## begin
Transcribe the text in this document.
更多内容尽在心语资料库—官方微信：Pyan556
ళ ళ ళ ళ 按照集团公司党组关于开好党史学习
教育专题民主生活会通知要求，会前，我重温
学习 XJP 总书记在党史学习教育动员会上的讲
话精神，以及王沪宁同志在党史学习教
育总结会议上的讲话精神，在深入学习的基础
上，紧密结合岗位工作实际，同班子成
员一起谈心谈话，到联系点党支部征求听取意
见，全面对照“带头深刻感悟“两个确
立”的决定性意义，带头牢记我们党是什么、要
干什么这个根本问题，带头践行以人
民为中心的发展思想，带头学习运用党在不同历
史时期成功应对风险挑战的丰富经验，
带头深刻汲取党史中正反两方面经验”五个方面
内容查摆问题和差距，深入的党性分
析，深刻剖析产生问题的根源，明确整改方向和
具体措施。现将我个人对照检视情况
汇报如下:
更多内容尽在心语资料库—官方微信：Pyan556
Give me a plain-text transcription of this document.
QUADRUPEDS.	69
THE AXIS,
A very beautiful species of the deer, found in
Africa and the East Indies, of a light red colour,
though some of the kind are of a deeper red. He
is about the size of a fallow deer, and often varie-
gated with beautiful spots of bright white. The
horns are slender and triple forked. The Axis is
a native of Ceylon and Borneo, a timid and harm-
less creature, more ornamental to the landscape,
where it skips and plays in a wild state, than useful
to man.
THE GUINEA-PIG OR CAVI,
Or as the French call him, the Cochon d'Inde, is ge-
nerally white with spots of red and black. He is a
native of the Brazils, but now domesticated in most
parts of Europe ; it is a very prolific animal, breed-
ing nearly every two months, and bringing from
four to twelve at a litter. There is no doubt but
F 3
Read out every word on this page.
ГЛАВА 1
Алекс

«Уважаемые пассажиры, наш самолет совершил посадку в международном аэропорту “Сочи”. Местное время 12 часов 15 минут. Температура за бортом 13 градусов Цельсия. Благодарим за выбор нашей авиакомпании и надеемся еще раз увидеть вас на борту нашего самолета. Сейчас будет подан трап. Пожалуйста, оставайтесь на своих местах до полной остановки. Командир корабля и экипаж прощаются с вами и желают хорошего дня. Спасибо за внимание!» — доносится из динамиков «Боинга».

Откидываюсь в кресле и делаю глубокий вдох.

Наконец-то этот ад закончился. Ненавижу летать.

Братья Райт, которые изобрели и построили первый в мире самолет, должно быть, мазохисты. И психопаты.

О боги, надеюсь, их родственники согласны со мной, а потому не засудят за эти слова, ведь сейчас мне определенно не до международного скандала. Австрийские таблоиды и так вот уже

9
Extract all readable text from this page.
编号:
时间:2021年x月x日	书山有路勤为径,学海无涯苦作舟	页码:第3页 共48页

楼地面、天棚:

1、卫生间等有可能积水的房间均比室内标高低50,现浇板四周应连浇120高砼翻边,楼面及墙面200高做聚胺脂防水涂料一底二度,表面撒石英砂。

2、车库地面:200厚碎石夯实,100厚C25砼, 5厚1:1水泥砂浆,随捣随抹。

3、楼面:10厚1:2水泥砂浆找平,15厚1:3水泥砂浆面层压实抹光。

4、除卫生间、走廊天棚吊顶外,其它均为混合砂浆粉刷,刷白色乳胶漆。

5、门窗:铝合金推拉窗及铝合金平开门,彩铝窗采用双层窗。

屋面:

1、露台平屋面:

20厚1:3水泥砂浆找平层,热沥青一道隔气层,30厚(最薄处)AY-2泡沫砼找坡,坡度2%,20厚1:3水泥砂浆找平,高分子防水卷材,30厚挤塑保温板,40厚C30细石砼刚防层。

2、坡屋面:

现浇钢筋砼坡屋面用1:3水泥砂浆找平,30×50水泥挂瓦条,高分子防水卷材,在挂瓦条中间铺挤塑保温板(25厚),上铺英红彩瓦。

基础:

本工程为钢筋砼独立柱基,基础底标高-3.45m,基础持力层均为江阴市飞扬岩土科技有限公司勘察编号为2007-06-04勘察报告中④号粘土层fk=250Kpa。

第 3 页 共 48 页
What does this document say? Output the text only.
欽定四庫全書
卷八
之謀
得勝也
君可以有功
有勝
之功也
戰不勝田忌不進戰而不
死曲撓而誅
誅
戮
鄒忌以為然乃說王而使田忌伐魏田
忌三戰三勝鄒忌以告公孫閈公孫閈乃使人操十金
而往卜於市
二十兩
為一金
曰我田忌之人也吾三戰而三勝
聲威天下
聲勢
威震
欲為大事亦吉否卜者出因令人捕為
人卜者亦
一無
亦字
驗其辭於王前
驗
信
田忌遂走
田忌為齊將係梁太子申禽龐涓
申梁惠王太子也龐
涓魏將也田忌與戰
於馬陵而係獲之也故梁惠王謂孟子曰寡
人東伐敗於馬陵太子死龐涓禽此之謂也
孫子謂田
## end
_Exercise aim:_ Every record should be repeated exactly; please leave none out.

_Full solution:_
Transcribe the text in this document.
更多内容尽在心语资料库—官方微信：Pyan556
ళ ళ ళ ళ 按照集团公司党组关于开好党史学习
教育专题民主生活会通知要求，会前，我重温
学习 XJP 总书记在党史学习教育动员会上的讲
话精神，以及王沪宁同志在党史学习教
育总结会议上的讲话精神，在深入学习的基础
上，紧密结合岗位工作实际，同班子成
员一起谈心谈话，到联系点党支部征求听取意
见，全面对照“带头深刻感悟“两个确
立”的决定性意义，带头牢记我们党是什么、要
干什么这个根本问题，带头践行以人
民为中心的发展思想，带头学习运用党在不同历
史时期成功应对风险挑战的丰富经验，
带头深刻汲取党史中正反两方面经验”五个方面
内容查摆问题和差距，深入的党性分
析，深刻剖析产生问题的根源，明确整改方向和
具体措施。现将我个人对照检视情况
汇报如下:
更多内容尽在心语资料库—官方微信：Pyan556
Give me a plain-text transcription of this document.
QUADRUPEDS.	69
THE AXIS,
A very beautiful species of the deer, found in
Africa and the East Indies, of a light red colour,
though some of the kind are of a deeper red. He
is about the size of a fallow deer, and often varie-
gated with beautiful spots of bright white. The
horns are slender and triple forked. The Axis is
a native of Ceylon and Borneo, a timid and harm-
less creature, more ornamental to the landscape,
where it skips and plays in a wild state, than useful
to man.
THE GUINEA-PIG OR CAVI,
Or as the French call him, the Cochon d'Inde, is ge-
nerally white with spots of red and black. He is a
native of the Brazils, but now domesticated in most
parts of Europe ; it is a very prolific animal, breed-
ing nearly every two months, and bringing from
four to twelve at a litter. There is no doubt but
F 3
Read out every word on this page.
ГЛАВА 1
Алекс

«Уважаемые пассажиры, наш самолет совершил посадку в международном аэропорту “Сочи”. Местное время 12 часов 15 минут. Температура за бортом 13 градусов Цельсия. Благодарим за выбор нашей авиакомпании и надеемся еще раз увидеть вас на борту нашего самолета. Сейчас будет подан трап. Пожалуйста, оставайтесь на своих местах до полной остановки. Командир корабля и экипаж прощаются с вами и желают хорошего дня. Спасибо за внимание!» — доносится из динамиков «Боинга».

Откидываюсь в кресле и делаю глубокий вдох.

Наконец-то этот ад закончился. Ненавижу летать.

Братья Райт, которые изобрели и построили первый в мире самолет, должно быть, мазохисты. И психопаты.

О боги, надеюсь, их родственники согласны со мной, а потому не засудят за эти слова, ведь сейчас мне определенно не до международного скандала. Австрийские таблоиды и так вот уже

9
Extract all readable text from this page.
编号:
时间:2021年x月x日	书山有路勤为径,学海无涯苦作舟	页码:第3页 共48页

楼地面、天棚:

1、卫生间等有可能积水的房间均比室内标高低50,现浇板四周应连浇120高砼翻边,楼面及墙面200高做聚胺脂防水涂料一底二度,表面撒石英砂。

2、车库地面:200厚碎石夯实,100厚C25砼, 5厚1:1水泥砂浆,随捣随抹。

3、楼面:10厚1:2水泥砂浆找平,15厚1:3水泥砂浆面层压实抹光。

4、除卫生间、走廊天棚吊顶外,其它均为混合砂浆粉刷,刷白色乳胶漆。

5、门窗:铝合金推拉窗及铝合金平开门,彩铝窗采用双层窗。

屋面:

1、露台平屋面:

20厚1:3水泥砂浆找平层,热沥青一道隔气层,30厚(最薄处)AY-2泡沫砼找坡,坡度2%,20厚1:3水泥砂浆找平,高分子防水卷材,30厚挤塑保温板,40厚C30细石砼刚防层。

2、坡屋面:

现浇钢筋砼坡屋面用1:3水泥砂浆找平,30×50水泥挂瓦条,高分子防水卷材,在挂瓦条中间铺挤塑保温板(25厚),上铺英红彩瓦。

基础:

本工程为钢筋砼独立柱基,基础底标高-3.45m,基础持力层均为江阴市飞扬岩土科技有限公司勘察编号为2007-06-04勘察报告中④号粘土层fk=250Kpa。

第 3 页 共 48 页
What does this document say? Output the text only.
欽定四庫全書
卷八
之謀
得勝也
君可以有功
有勝
之功也
戰不勝田忌不進戰而不
死曲撓而誅
誅
戮
鄒忌以為然乃說王而使田忌伐魏田
忌三戰三勝鄒忌以告公孫閈公孫閈乃使人操十金
而往卜於市
二十兩
為一金
曰我田忌之人也吾三戰而三勝
聲威天下
聲勢
威震
欲為大事亦吉否卜者出因令人捕為
人卜者亦
一無
亦字
驗其辭於王前
驗
信
田忌遂走
田忌為齊將係梁太子申禽龐涓
申梁惠王太子也龐
涓魏將也田忌與戰
於馬陵而係獲之也故梁惠王謂孟子曰寡
人東伐敗於馬陵太子死龐涓禽此之謂也
孫子謂田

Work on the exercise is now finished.